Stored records
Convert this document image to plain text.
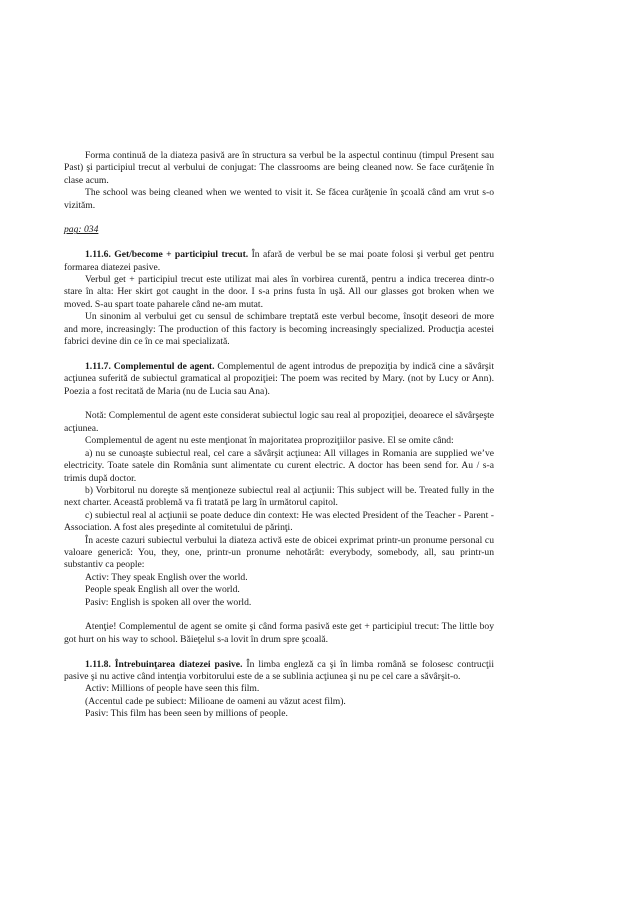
Forma continuă de la diateza pasivă are în structura sa verbul be la aspectul continuu (timpul Present sau Past) şi participiul trecut al verbului de conjugat: The classrooms are being cleaned now. Se face curăţenie în clase acum.

The school was being cleaned when we wented to visit it. Se făcea curăţenie în şcoală când am vrut s-o vizităm.

pag: 034

1.11.6. Get/become + participiul trecut. În afară de verbul be se mai poate folosi şi verbul get pentru formarea diatezei pasive.

Verbul get + participiul trecut este utilizat mai ales în vorbirea curentă, pentru a indica trecerea dintr-o stare în alta: Her skirt got caught in the door. I s-a prins fusta în uşă. All our glasses got broken when we moved. S-au spart toate paharele când ne-am mutat.

Un sinonim al verbului get cu sensul de schimbare treptată este verbul become, însoţit deseori de more and more, increasingly: The production of this factory is becoming increasingly specialized. Producţia acestei fabrici devine din ce în ce mai specializată.

1.11.7. Complementul de agent. Complementul de agent introdus de prepoziţia by indică cine a săvârşit acţiunea suferită de subiectul gramatical al propoziţiei: The poem was recited by Mary. (not by Lucy or Ann). Poezia a fost recitată de Maria (nu de Lucia sau Ana).

Notă: Complementul de agent este considerat subiectul logic sau real al propoziţiei, deoarece el săvârşeşte acţiunea.

Complementul de agent nu este menţionat în majoritatea proproziţiilor pasive. El se omite când:

a) nu se cunoaşte subiectul real, cel care a săvârşit acţiunea: All villages in Romania are supplied we’ve electricity. Toate satele din România sunt alimentate cu curent electric. A doctor has been send for. Au / s-a trimis după doctor.

b) Vorbitorul nu doreşte să menţioneze subiectul real al acţiunii: This subject will be. Treated fully in the next charter. Această problemă va fi tratată pe larg în următorul capitol.

c) subiectul real al acţiunii se poate deduce din context: He was elected President of the Teacher - Parent - Association. A fost ales preşedinte al comitetului de părinţi.

În aceste cazuri subiectul verbului la diateza activă este de obicei exprimat printr-un pronume personal cu valoare generică: You, they, one, printr-un pronume nehotărât: everybody, somebody, all, sau printr-un substantiv ca people:

Activ: They speak English over the world.

People speak English all over the world.

Pasiv: English is spoken all over the world.

Atenţie! Complementul de agent se omite şi când forma pasivă este get + participiul trecut: The little boy got hurt on his way to school. Băieţelul s-a lovit în drum spre şcoală.

1.11.8. Întrebuinţarea diatezei pasive. În limba engleză ca şi în limba română se folosesc contrucţii pasive şi nu active când intenţia vorbitorului este de a se sublinia acţiunea şi nu pe cel care a săvârşit-o.

Activ: Millions of people have seen this film.

(Accentul cade pe subiect: Milioane de oameni au văzut acest film).

Pasiv: This film has been seen by millions of people.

## Set exercise
Copy each line of the records precisely and drop any images they hold.

## Written solution
Convert this document image to plain text.
Forma continuă de la diateza pasivă are în structura sa verbul be la aspectul continuu (timpul Present sau Past) şi participiul trecut al verbului de conjugat: The classrooms are being cleaned now. Se face curăţenie în clase acum.

The school was being cleaned when we wented to visit it. Se făcea curăţenie în şcoală când am vrut s-o vizităm.

pag: 034

1.11.6. Get/become + participiul trecut. În afară de verbul be se mai poate folosi şi verbul get pentru formarea diatezei pasive.

Verbul get + participiul trecut este utilizat mai ales în vorbirea curentă, pentru a indica trecerea dintr-o stare în alta: Her skirt got caught in the door. I s-a prins fusta în uşă. All our glasses got broken when we moved. S-au spart toate paharele când ne-am mutat.

Un sinonim al verbului get cu sensul de schimbare treptată este verbul become, însoţit deseori de more and more, increasingly: The production of this factory is becoming increasingly specialized. Producţia acestei fabrici devine din ce în ce mai specializată.

1.11.7. Complementul de agent. Complementul de agent introdus de prepoziţia by indică cine a săvârşit acţiunea suferită de subiectul gramatical al propoziţiei: The poem was recited by Mary. (not by Lucy or Ann). Poezia a fost recitată de Maria (nu de Lucia sau Ana).

Notă: Complementul de agent este considerat subiectul logic sau real al propoziţiei, deoarece el săvârşeşte acţiunea.

Complementul de agent nu este menţionat în majoritatea proproziţiilor pasive. El se omite când:

a) nu se cunoaşte subiectul real, cel care a săvârşit acţiunea: All villages in Romania are supplied we’ve electricity. Toate satele din România sunt alimentate cu curent electric. A doctor has been send for. Au / s-a trimis după doctor.

b) Vorbitorul nu doreşte să menţioneze subiectul real al acţiunii: This subject will be. Treated fully in the next charter. Această problemă va fi tratată pe larg în următorul capitol.

c) subiectul real al acţiunii se poate deduce din context: He was elected President of the Teacher - Parent - Association. A fost ales preşedinte al comitetului de părinţi.

În aceste cazuri subiectul verbului la diateza activă este de obicei exprimat printr-un pronume personal cu valoare generică: You, they, one, printr-un pronume nehotărât: everybody, somebody, all, sau printr-un substantiv ca people:

Activ: They speak English over the world.

People speak English all over the world.

Pasiv: English is spoken all over the world.

Atenţie! Complementul de agent se omite şi când forma pasivă este get + participiul trecut: The little boy got hurt on his way to school. Băieţelul s-a lovit în drum spre şcoală.

1.11.8. Întrebuinţarea diatezei pasive. În limba engleză ca şi în limba română se folosesc contrucţii pasive şi nu active când intenţia vorbitorului este de a se sublinia acţiunea şi nu pe cel care a săvârşit-o.

Activ: Millions of people have seen this film.

(Accentul cade pe subiect: Milioane de oameni au văzut acest film).

Pasiv: This film has been seen by millions of people.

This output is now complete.